● **Material for the task**:
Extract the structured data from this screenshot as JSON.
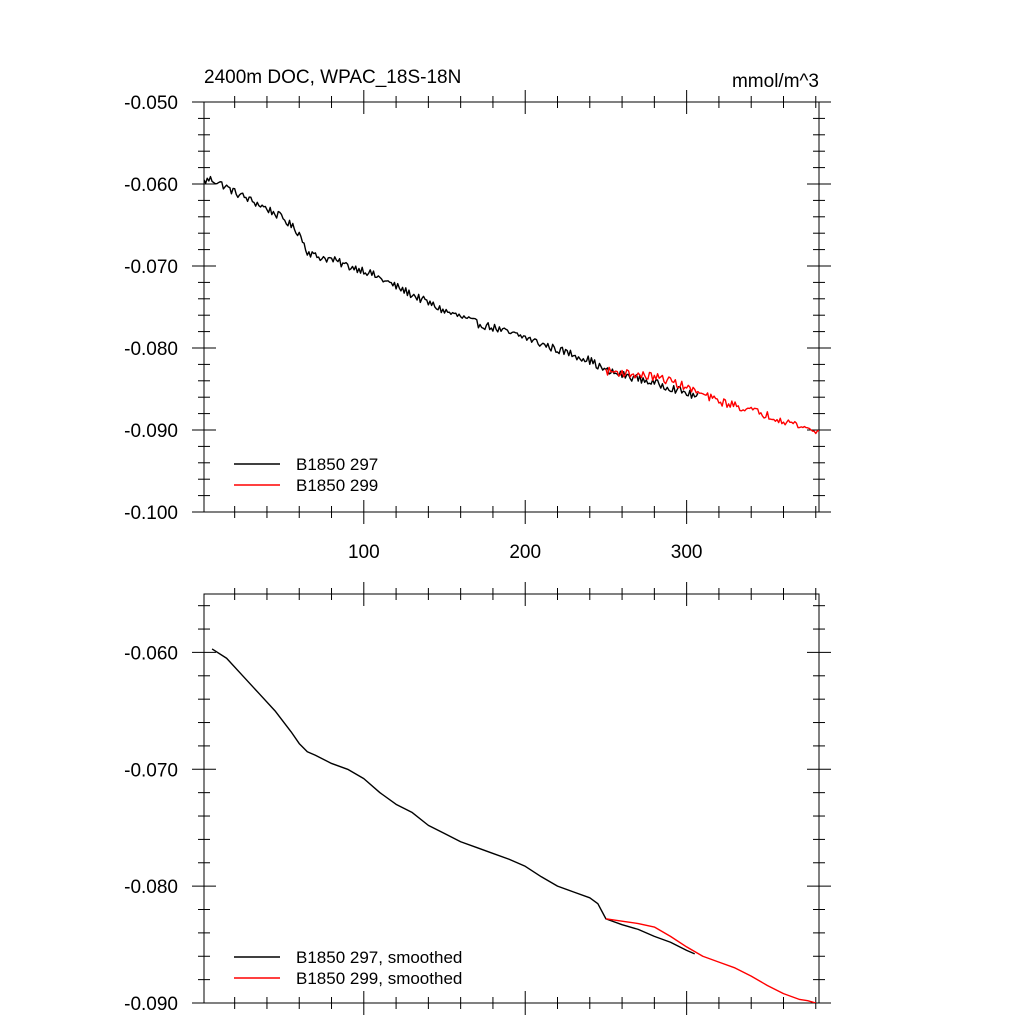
{
  "chart_data": [
    {
      "type": "line",
      "title": "2400m DOC, WPAC_18S-18N",
      "units": "mmol/m^3",
      "xlim": [
        1,
        382
      ],
      "ylim": [
        -0.1,
        -0.05
      ],
      "xticks": [
        100,
        200,
        300
      ],
      "xtick_labels": [
        "100",
        "200",
        "300"
      ],
      "yticks": [
        -0.05,
        -0.06,
        -0.07,
        -0.08,
        -0.09,
        -0.1
      ],
      "ytick_labels": [
        "-0.050",
        "-0.060",
        "-0.070",
        "-0.080",
        "-0.090",
        "-0.100"
      ],
      "legend_position": "bottom-left",
      "series": [
        {
          "name": "B1850 297",
          "color": "#000000",
          "noise": 0.0005,
          "x": [
            1,
            5,
            10,
            20,
            30,
            40,
            50,
            60,
            65,
            70,
            80,
            90,
            100,
            110,
            120,
            130,
            140,
            150,
            160,
            170,
            180,
            190,
            200,
            210,
            220,
            230,
            240,
            250,
            260,
            270,
            280,
            290,
            300,
            307
          ],
          "y": [
            -0.0597,
            -0.0594,
            -0.0598,
            -0.061,
            -0.062,
            -0.063,
            -0.0642,
            -0.066,
            -0.0682,
            -0.0688,
            -0.0692,
            -0.07,
            -0.0705,
            -0.0715,
            -0.0725,
            -0.0735,
            -0.0745,
            -0.0755,
            -0.0762,
            -0.077,
            -0.0775,
            -0.0782,
            -0.0787,
            -0.0795,
            -0.0802,
            -0.0808,
            -0.0815,
            -0.0828,
            -0.0833,
            -0.0837,
            -0.0843,
            -0.0848,
            -0.0855,
            -0.086
          ]
        },
        {
          "name": "B1850 299",
          "color": "#ff0000",
          "noise": 0.0005,
          "x": [
            250,
            260,
            270,
            280,
            290,
            300,
            310,
            320,
            330,
            340,
            350,
            360,
            370,
            382
          ],
          "y": [
            -0.0828,
            -0.083,
            -0.0833,
            -0.0835,
            -0.084,
            -0.0848,
            -0.0857,
            -0.0865,
            -0.087,
            -0.0876,
            -0.0882,
            -0.0888,
            -0.0895,
            -0.0903
          ]
        }
      ]
    },
    {
      "type": "line",
      "xlim": [
        1,
        382
      ],
      "ylim": [
        -0.09,
        -0.055
      ],
      "yticks": [
        -0.06,
        -0.07,
        -0.08,
        -0.09
      ],
      "ytick_labels": [
        "-0.060",
        "-0.070",
        "-0.080",
        "-0.090"
      ],
      "xticks": [
        100,
        200,
        300
      ],
      "legend_position": "bottom-left",
      "series": [
        {
          "name": "B1850 297, smoothed",
          "color": "#000000",
          "x": [
            6,
            15,
            25,
            35,
            45,
            55,
            60,
            65,
            70,
            80,
            90,
            100,
            110,
            120,
            130,
            140,
            150,
            160,
            170,
            180,
            190,
            200,
            210,
            220,
            230,
            240,
            245,
            250,
            260,
            270,
            280,
            290,
            300,
            305
          ],
          "y": [
            -0.0597,
            -0.0605,
            -0.062,
            -0.0635,
            -0.065,
            -0.0668,
            -0.0678,
            -0.0685,
            -0.0688,
            -0.0695,
            -0.07,
            -0.0708,
            -0.072,
            -0.073,
            -0.0737,
            -0.0748,
            -0.0755,
            -0.0762,
            -0.0767,
            -0.0772,
            -0.0777,
            -0.0783,
            -0.0792,
            -0.08,
            -0.0805,
            -0.081,
            -0.0815,
            -0.0828,
            -0.0833,
            -0.0837,
            -0.0843,
            -0.0848,
            -0.0855,
            -0.0858
          ]
        },
        {
          "name": "B1850 299, smoothed",
          "color": "#ff0000",
          "x": [
            250,
            260,
            270,
            280,
            290,
            300,
            310,
            320,
            330,
            340,
            350,
            360,
            370,
            375,
            380
          ],
          "y": [
            -0.0828,
            -0.083,
            -0.0832,
            -0.0835,
            -0.0843,
            -0.0852,
            -0.086,
            -0.0865,
            -0.087,
            -0.0877,
            -0.0885,
            -0.0892,
            -0.0897,
            -0.0898,
            -0.09
          ]
        }
      ]
    }
  ]
}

● **Task prompt**:
All records should be output exactly, with the pictures left out.

● **Expected answer**:
Extract the structured data from this screenshot as JSON.
{
  "chart_data": [
    {
      "type": "line",
      "title": "2400m DOC, WPAC_18S-18N",
      "units": "mmol/m^3",
      "xlim": [
        1,
        382
      ],
      "ylim": [
        -0.1,
        -0.05
      ],
      "xticks": [
        100,
        200,
        300
      ],
      "xtick_labels": [
        "100",
        "200",
        "300"
      ],
      "yticks": [
        -0.05,
        -0.06,
        -0.07,
        -0.08,
        -0.09,
        -0.1
      ],
      "ytick_labels": [
        "-0.050",
        "-0.060",
        "-0.070",
        "-0.080",
        "-0.090",
        "-0.100"
      ],
      "legend_position": "bottom-left",
      "series": [
        {
          "name": "B1850 297",
          "color": "#000000",
          "noise": 0.0005,
          "x": [
            1,
            5,
            10,
            20,
            30,
            40,
            50,
            60,
            65,
            70,
            80,
            90,
            100,
            110,
            120,
            130,
            140,
            150,
            160,
            170,
            180,
            190,
            200,
            210,
            220,
            230,
            240,
            250,
            260,
            270,
            280,
            290,
            300,
            307
          ],
          "y": [
            -0.0597,
            -0.0594,
            -0.0598,
            -0.061,
            -0.062,
            -0.063,
            -0.0642,
            -0.066,
            -0.0682,
            -0.0688,
            -0.0692,
            -0.07,
            -0.0705,
            -0.0715,
            -0.0725,
            -0.0735,
            -0.0745,
            -0.0755,
            -0.0762,
            -0.077,
            -0.0775,
            -0.0782,
            -0.0787,
            -0.0795,
            -0.0802,
            -0.0808,
            -0.0815,
            -0.0828,
            -0.0833,
            -0.0837,
            -0.0843,
            -0.0848,
            -0.0855,
            -0.086
          ]
        },
        {
          "name": "B1850 299",
          "color": "#ff0000",
          "noise": 0.0005,
          "x": [
            250,
            260,
            270,
            280,
            290,
            300,
            310,
            320,
            330,
            340,
            350,
            360,
            370,
            382
          ],
          "y": [
            -0.0828,
            -0.083,
            -0.0833,
            -0.0835,
            -0.084,
            -0.0848,
            -0.0857,
            -0.0865,
            -0.087,
            -0.0876,
            -0.0882,
            -0.0888,
            -0.0895,
            -0.0903
          ]
        }
      ]
    },
    {
      "type": "line",
      "xlim": [
        1,
        382
      ],
      "ylim": [
        -0.09,
        -0.055
      ],
      "yticks": [
        -0.06,
        -0.07,
        -0.08,
        -0.09
      ],
      "ytick_labels": [
        "-0.060",
        "-0.070",
        "-0.080",
        "-0.090"
      ],
      "xticks": [
        100,
        200,
        300
      ],
      "legend_position": "bottom-left",
      "series": [
        {
          "name": "B1850 297, smoothed",
          "color": "#000000",
          "x": [
            6,
            15,
            25,
            35,
            45,
            55,
            60,
            65,
            70,
            80,
            90,
            100,
            110,
            120,
            130,
            140,
            150,
            160,
            170,
            180,
            190,
            200,
            210,
            220,
            230,
            240,
            245,
            250,
            260,
            270,
            280,
            290,
            300,
            305
          ],
          "y": [
            -0.0597,
            -0.0605,
            -0.062,
            -0.0635,
            -0.065,
            -0.0668,
            -0.0678,
            -0.0685,
            -0.0688,
            -0.0695,
            -0.07,
            -0.0708,
            -0.072,
            -0.073,
            -0.0737,
            -0.0748,
            -0.0755,
            -0.0762,
            -0.0767,
            -0.0772,
            -0.0777,
            -0.0783,
            -0.0792,
            -0.08,
            -0.0805,
            -0.081,
            -0.0815,
            -0.0828,
            -0.0833,
            -0.0837,
            -0.0843,
            -0.0848,
            -0.0855,
            -0.0858
          ]
        },
        {
          "name": "B1850 299, smoothed",
          "color": "#ff0000",
          "x": [
            250,
            260,
            270,
            280,
            290,
            300,
            310,
            320,
            330,
            340,
            350,
            360,
            370,
            375,
            380
          ],
          "y": [
            -0.0828,
            -0.083,
            -0.0832,
            -0.0835,
            -0.0843,
            -0.0852,
            -0.086,
            -0.0865,
            -0.087,
            -0.0877,
            -0.0885,
            -0.0892,
            -0.0897,
            -0.0898,
            -0.09
          ]
        }
      ]
    }
  ]
}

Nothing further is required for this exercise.